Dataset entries
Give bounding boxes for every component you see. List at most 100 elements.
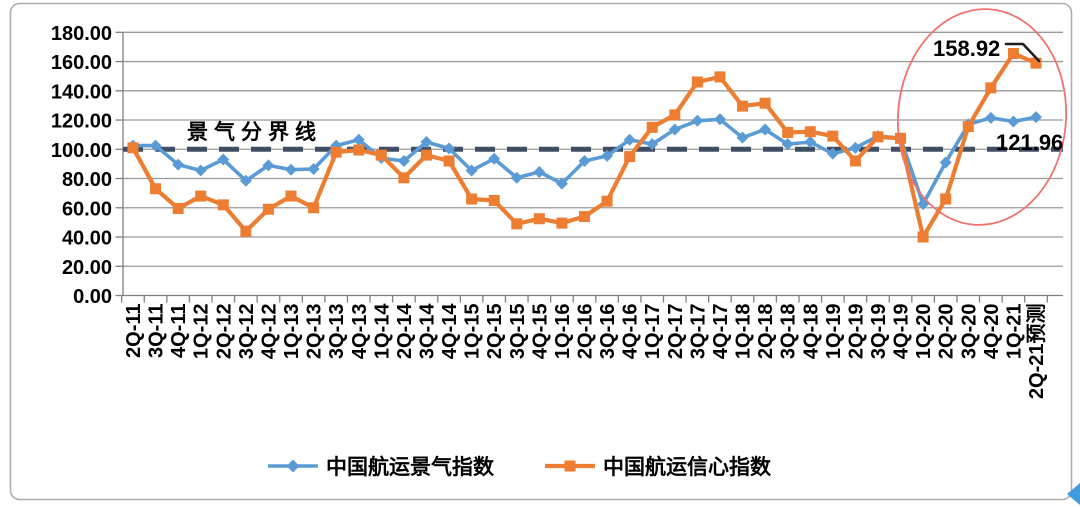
confidence-index-point	[240, 225, 252, 237]
confidence-index-point	[849, 155, 861, 167]
confidence-forecast-value: 158.92	[933, 36, 1000, 61]
x-axis-label: 2Q-20	[936, 304, 958, 360]
confidence-index-point	[827, 130, 839, 142]
confidence-index-point	[443, 155, 455, 167]
confidence-index-point	[488, 194, 500, 206]
x-axis-label: 3Q-15	[507, 304, 529, 360]
prosperity-index-point	[533, 165, 546, 178]
prosperity-index-point	[217, 153, 230, 166]
legend: 中国航运景气指数 中国航运信心指数	[268, 455, 772, 479]
y-axis-label: 20.00	[62, 257, 112, 279]
x-axis-label: 2Q-16	[575, 304, 597, 360]
boundary-line-label: 景气分界线	[187, 120, 322, 144]
prosperity-index-point	[262, 159, 275, 172]
x-axis-label: 1Q-13	[281, 304, 303, 360]
confidence-index-point	[737, 100, 749, 112]
y-axis-label: 160.00	[51, 52, 112, 74]
prosperity-index-point	[939, 156, 952, 169]
confidence-index-point	[579, 211, 590, 223]
x-axis-label: 3Q-13	[326, 304, 348, 360]
x-axis-label: 4Q-14	[439, 303, 461, 359]
y-axis-label: 40.00	[62, 228, 112, 250]
x-axis-label: 1Q-14	[371, 303, 393, 359]
prosperity-legend-diamond-icon	[286, 459, 300, 473]
x-axis-label: 3Q-11	[146, 304, 168, 358]
confidence-index-point	[420, 149, 432, 161]
confidence-index-point	[1030, 57, 1042, 69]
x-axis-label: 1Q-19	[823, 304, 845, 360]
prosperity-index-point	[149, 139, 162, 152]
legend-item-confidence: 中国航运信心指数	[545, 455, 772, 479]
prosperity-index-point	[646, 138, 659, 151]
prosperity-index-point	[623, 133, 636, 146]
prosperity-index-point	[713, 113, 726, 126]
confidence-index-point	[511, 218, 523, 230]
confidence-index-point	[353, 144, 365, 156]
prosperity-index-point	[601, 149, 614, 162]
x-axis-label: 2Q-17	[665, 304, 687, 360]
x-axis-label: 3Q-17	[687, 304, 709, 360]
prosperity-index-point	[285, 163, 298, 176]
prosperity-index-point	[668, 123, 681, 136]
prosperity-index-point	[510, 171, 523, 184]
x-axis-label: 4Q-16	[620, 304, 642, 360]
prosperity-legend-label: 中国航运景气指数	[326, 455, 495, 479]
x-axis-label: 2Q-11	[123, 304, 145, 358]
prosperity-index-point	[826, 147, 839, 160]
x-axis-labels: 2Q-11 3Q-11 4Q-11 1Q-12 2Q-12 3Q-12 4Q-12 1Q-13…	[123, 303, 1048, 399]
x-axis-label: 3Q-19	[868, 304, 890, 360]
gridlines	[123, 31, 1063, 267]
x-axis-label: 1Q-18	[733, 304, 755, 360]
confidence-index-point	[466, 193, 478, 205]
confidence-index-point	[782, 126, 794, 138]
x-axis-label: 3Q-12	[236, 304, 258, 360]
prosperity-index-point	[578, 154, 591, 167]
confidence-index-point	[895, 132, 907, 144]
prosperity-index-point	[804, 135, 817, 148]
y-axis-label: 180.00	[51, 23, 112, 45]
y-axis-label: 0.00	[73, 286, 112, 308]
prosperity-index-point	[397, 154, 410, 167]
x-axis-label: 4Q-12	[258, 304, 280, 360]
x-axis-label: 1Q-17	[642, 304, 664, 360]
x-axis-label: 1Q-15	[462, 304, 484, 360]
confidence-legend-label: 中国航运信心指数	[603, 455, 772, 479]
axes	[115, 31, 1063, 303]
x-axis-label: 4Q-20	[981, 304, 1003, 360]
prosperity-index-point	[239, 174, 252, 187]
confidence-index-point	[669, 109, 681, 121]
callout-line	[1004, 42, 1041, 63]
prosperity-index-point	[759, 123, 772, 136]
legend-item-prosperity: 中国航运景气指数	[268, 455, 495, 479]
prosperity-index-point	[736, 131, 749, 144]
x-axis-label: 2Q-12	[213, 304, 235, 360]
prosperity-forecast-value: 121.96	[996, 130, 1063, 155]
x-axis-label: 4Q-11	[168, 304, 190, 358]
x-axis-label: 2Q-13	[304, 304, 326, 360]
x-axis-label: 4Q-19	[891, 304, 913, 360]
confidence-index-point	[1007, 48, 1019, 60]
prosperity-index-point	[1007, 115, 1020, 128]
y-axis-label: 140.00	[51, 81, 112, 103]
highlight-ellipse	[896, 8, 1068, 226]
confidence-index-point	[195, 190, 207, 202]
prosperity-index-point	[172, 158, 185, 171]
chart-border	[9, 2, 1073, 501]
confidence-index-point	[285, 190, 297, 202]
x-axis-label: 4Q-17	[710, 304, 732, 360]
confidence-index-point	[985, 82, 997, 94]
prosperity-index-point	[443, 142, 456, 155]
x-axis-label: 2Q-18	[755, 304, 777, 360]
prosperity-index-point	[307, 163, 320, 176]
x-axis-label: 4Q-18	[800, 304, 822, 360]
confidence-index-point	[872, 131, 884, 143]
confidence-index-point	[601, 195, 613, 207]
confidence-index-point	[556, 217, 568, 229]
prosperity-index-point	[781, 138, 794, 151]
confidence-index-point	[330, 146, 342, 158]
confidence-index-point	[962, 121, 974, 133]
y-axis-labels: 0.00 20.00 40.00 60.00 80.00 100.00 120.00 140.…	[51, 23, 112, 308]
prosperity-index-point	[194, 164, 207, 177]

Exercise instructions => Reproduce all of the records above, swapping "component" for "item" and keeping everything else unchanged. Omit the pictures.

Response to the task =>
Give bounding boxes for every item you see. List at most 100 elements.
confidence-index-point	[240, 225, 252, 237]
confidence-index-point	[849, 155, 861, 167]
confidence-forecast-value: 158.92	[933, 36, 1000, 61]
x-axis-label: 2Q-20	[936, 304, 958, 360]
confidence-index-point	[827, 130, 839, 142]
confidence-index-point	[443, 155, 455, 167]
confidence-index-point	[488, 194, 500, 206]
x-axis-label: 3Q-15	[507, 304, 529, 360]
prosperity-index-point	[533, 165, 546, 178]
prosperity-index-point	[217, 153, 230, 166]
legend: 中国航运景气指数 中国航运信心指数	[268, 455, 772, 479]
y-axis-label: 20.00	[62, 257, 112, 279]
x-axis-label: 2Q-16	[575, 304, 597, 360]
boundary-line-label: 景气分界线	[187, 120, 322, 144]
prosperity-index-point	[262, 159, 275, 172]
x-axis-label: 1Q-13	[281, 304, 303, 360]
confidence-index-point	[737, 100, 749, 112]
y-axis-label: 160.00	[51, 52, 112, 74]
prosperity-index-point	[939, 156, 952, 169]
confidence-index-point	[579, 211, 590, 223]
x-axis-label: 3Q-13	[326, 304, 348, 360]
x-axis-label: 4Q-14	[439, 303, 461, 359]
y-axis-label: 40.00	[62, 228, 112, 250]
x-axis-label: 1Q-14	[371, 303, 393, 359]
prosperity-legend-diamond-icon	[286, 459, 300, 473]
x-axis-label: 3Q-11	[146, 304, 168, 358]
confidence-index-point	[420, 149, 432, 161]
confidence-index-point	[1030, 57, 1042, 69]
x-axis-label: 1Q-19	[823, 304, 845, 360]
prosperity-index-point	[149, 139, 162, 152]
legend-item-confidence: 中国航运信心指数	[545, 455, 772, 479]
prosperity-index-point	[646, 138, 659, 151]
prosperity-index-point	[623, 133, 636, 146]
prosperity-index-point	[713, 113, 726, 126]
confidence-index-point	[511, 218, 523, 230]
confidence-index-point	[353, 144, 365, 156]
prosperity-index-point	[601, 149, 614, 162]
x-axis-label: 2Q-17	[665, 304, 687, 360]
x-axis-label: 3Q-17	[687, 304, 709, 360]
prosperity-index-point	[285, 163, 298, 176]
prosperity-index-point	[668, 123, 681, 136]
prosperity-index-point	[510, 171, 523, 184]
x-axis-label: 4Q-16	[620, 304, 642, 360]
prosperity-legend-label: 中国航运景气指数	[326, 455, 495, 479]
x-axis-label: 2Q-11	[123, 304, 145, 358]
prosperity-index-point	[826, 147, 839, 160]
x-axis-labels: 2Q-11 3Q-11 4Q-11 1Q-12 2Q-12 3Q-12 4Q-12 1Q-13…	[123, 303, 1048, 399]
x-axis-label: 3Q-19	[868, 304, 890, 360]
gridlines	[123, 31, 1063, 267]
x-axis-label: 1Q-18	[733, 304, 755, 360]
confidence-index-point	[466, 193, 478, 205]
confidence-index-point	[782, 126, 794, 138]
x-axis-label: 3Q-12	[236, 304, 258, 360]
prosperity-index-point	[578, 154, 591, 167]
confidence-index-point	[895, 132, 907, 144]
prosperity-index-point	[804, 135, 817, 148]
y-axis-label: 180.00	[51, 23, 112, 45]
y-axis-label: 0.00	[73, 286, 112, 308]
prosperity-index-point	[397, 154, 410, 167]
x-axis-label: 4Q-12	[258, 304, 280, 360]
x-axis-label: 1Q-17	[642, 304, 664, 360]
x-axis-label: 1Q-15	[462, 304, 484, 360]
confidence-legend-label: 中国航运信心指数	[603, 455, 772, 479]
axes	[115, 31, 1063, 303]
x-axis-label: 4Q-20	[981, 304, 1003, 360]
prosperity-index-point	[239, 174, 252, 187]
confidence-index-point	[669, 109, 681, 121]
callout-line	[1004, 42, 1041, 63]
prosperity-index-point	[759, 123, 772, 136]
legend-item-prosperity: 中国航运景气指数	[268, 455, 495, 479]
prosperity-index-point	[736, 131, 749, 144]
x-axis-label: 2Q-12	[213, 304, 235, 360]
prosperity-forecast-value: 121.96	[996, 130, 1063, 155]
x-axis-label: 4Q-11	[168, 304, 190, 358]
x-axis-label: 2Q-13	[304, 304, 326, 360]
x-axis-label: 4Q-19	[891, 304, 913, 360]
confidence-index-point	[1007, 48, 1019, 60]
prosperity-index-point	[1007, 115, 1020, 128]
y-axis-label: 140.00	[51, 81, 112, 103]
highlight-ellipse	[896, 8, 1068, 226]
confidence-index-point	[195, 190, 207, 202]
prosperity-index-point	[172, 158, 185, 171]
chart-border	[9, 2, 1073, 501]
confidence-index-point	[285, 190, 297, 202]
x-axis-label: 4Q-17	[710, 304, 732, 360]
confidence-index-point	[985, 82, 997, 94]
prosperity-index-point	[443, 142, 456, 155]
x-axis-label: 2Q-18	[755, 304, 777, 360]
prosperity-index-point	[307, 163, 320, 176]
x-axis-label: 4Q-18	[800, 304, 822, 360]
confidence-index-point	[872, 131, 884, 143]
confidence-index-point	[601, 195, 613, 207]
confidence-index-point	[556, 217, 568, 229]
prosperity-index-point	[781, 138, 794, 151]
confidence-index-point	[330, 146, 342, 158]
confidence-index-point	[962, 121, 974, 133]
y-axis-labels: 0.00 20.00 40.00 60.00 80.00 100.00 120.00 140.…	[51, 23, 112, 308]
prosperity-index-point	[194, 164, 207, 177]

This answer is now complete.